▸ **Excerpted records**:
════════

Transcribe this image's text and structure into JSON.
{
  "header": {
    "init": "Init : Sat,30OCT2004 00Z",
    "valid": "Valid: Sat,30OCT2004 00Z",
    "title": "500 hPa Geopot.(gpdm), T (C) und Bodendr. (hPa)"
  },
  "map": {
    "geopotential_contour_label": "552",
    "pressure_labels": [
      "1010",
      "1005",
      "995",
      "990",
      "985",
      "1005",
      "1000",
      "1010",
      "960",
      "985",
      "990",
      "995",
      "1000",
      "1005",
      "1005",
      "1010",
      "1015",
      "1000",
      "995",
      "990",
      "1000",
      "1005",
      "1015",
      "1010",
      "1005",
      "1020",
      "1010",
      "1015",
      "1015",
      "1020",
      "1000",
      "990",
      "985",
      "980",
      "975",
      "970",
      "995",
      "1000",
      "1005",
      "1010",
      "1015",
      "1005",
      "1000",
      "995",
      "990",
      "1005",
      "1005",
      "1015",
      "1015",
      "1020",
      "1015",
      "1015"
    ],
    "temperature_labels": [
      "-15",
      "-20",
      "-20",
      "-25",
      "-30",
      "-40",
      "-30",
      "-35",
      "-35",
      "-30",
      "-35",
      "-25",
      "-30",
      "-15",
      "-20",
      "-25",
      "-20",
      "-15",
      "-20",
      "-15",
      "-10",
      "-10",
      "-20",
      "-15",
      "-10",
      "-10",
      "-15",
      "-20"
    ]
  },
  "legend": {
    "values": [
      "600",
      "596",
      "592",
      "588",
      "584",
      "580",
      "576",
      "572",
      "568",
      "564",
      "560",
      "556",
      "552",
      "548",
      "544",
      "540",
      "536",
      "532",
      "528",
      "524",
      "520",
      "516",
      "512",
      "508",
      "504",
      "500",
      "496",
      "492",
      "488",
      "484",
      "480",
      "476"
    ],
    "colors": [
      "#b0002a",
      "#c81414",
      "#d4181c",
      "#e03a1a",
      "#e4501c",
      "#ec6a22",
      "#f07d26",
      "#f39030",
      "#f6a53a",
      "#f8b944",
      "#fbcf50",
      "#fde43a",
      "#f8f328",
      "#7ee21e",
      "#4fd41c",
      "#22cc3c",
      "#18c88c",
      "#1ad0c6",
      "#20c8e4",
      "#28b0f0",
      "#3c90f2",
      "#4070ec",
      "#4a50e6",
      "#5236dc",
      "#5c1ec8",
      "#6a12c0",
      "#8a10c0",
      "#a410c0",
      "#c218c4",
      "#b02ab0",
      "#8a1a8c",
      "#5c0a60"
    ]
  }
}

════════

▸ **Exercise goal**: Write out the entries in full, exactly as given.

▸ **Task output**:
Transcribe this image's text and structure into JSON.
{
  "header": {
    "init": "Init : Sat,30OCT2004 00Z",
    "valid": "Valid: Sat,30OCT2004 00Z",
    "title": "500 hPa Geopot.(gpdm), T (C) und Bodendr. (hPa)"
  },
  "map": {
    "geopotential_contour_label": "552",
    "pressure_labels": [
      "1010",
      "1005",
      "995",
      "990",
      "985",
      "1005",
      "1000",
      "1010",
      "960",
      "985",
      "990",
      "995",
      "1000",
      "1005",
      "1005",
      "1010",
      "1015",
      "1000",
      "995",
      "990",
      "1000",
      "1005",
      "1015",
      "1010",
      "1005",
      "1020",
      "1010",
      "1015",
      "1015",
      "1020",
      "1000",
      "990",
      "985",
      "980",
      "975",
      "970",
      "995",
      "1000",
      "1005",
      "1010",
      "1015",
      "1005",
      "1000",
      "995",
      "990",
      "1005",
      "1005",
      "1015",
      "1015",
      "1020",
      "1015",
      "1015"
    ],
    "temperature_labels": [
      "-15",
      "-20",
      "-20",
      "-25",
      "-30",
      "-40",
      "-30",
      "-35",
      "-35",
      "-30",
      "-35",
      "-25",
      "-30",
      "-15",
      "-20",
      "-25",
      "-20",
      "-15",
      "-20",
      "-15",
      "-10",
      "-10",
      "-20",
      "-15",
      "-10",
      "-10",
      "-15",
      "-20"
    ]
  },
  "legend": {
    "values": [
      "600",
      "596",
      "592",
      "588",
      "584",
      "580",
      "576",
      "572",
      "568",
      "564",
      "560",
      "556",
      "552",
      "548",
      "544",
      "540",
      "536",
      "532",
      "528",
      "524",
      "520",
      "516",
      "512",
      "508",
      "504",
      "500",
      "496",
      "492",
      "488",
      "484",
      "480",
      "476"
    ],
    "colors": [
      "#b0002a",
      "#c81414",
      "#d4181c",
      "#e03a1a",
      "#e4501c",
      "#ec6a22",
      "#f07d26",
      "#f39030",
      "#f6a53a",
      "#f8b944",
      "#fbcf50",
      "#fde43a",
      "#f8f328",
      "#7ee21e",
      "#4fd41c",
      "#22cc3c",
      "#18c88c",
      "#1ad0c6",
      "#20c8e4",
      "#28b0f0",
      "#3c90f2",
      "#4070ec",
      "#4a50e6",
      "#5236dc",
      "#5c1ec8",
      "#6a12c0",
      "#8a10c0",
      "#a410c0",
      "#c218c4",
      "#b02ab0",
      "#8a1a8c",
      "#5c0a60"
    ]
  }
}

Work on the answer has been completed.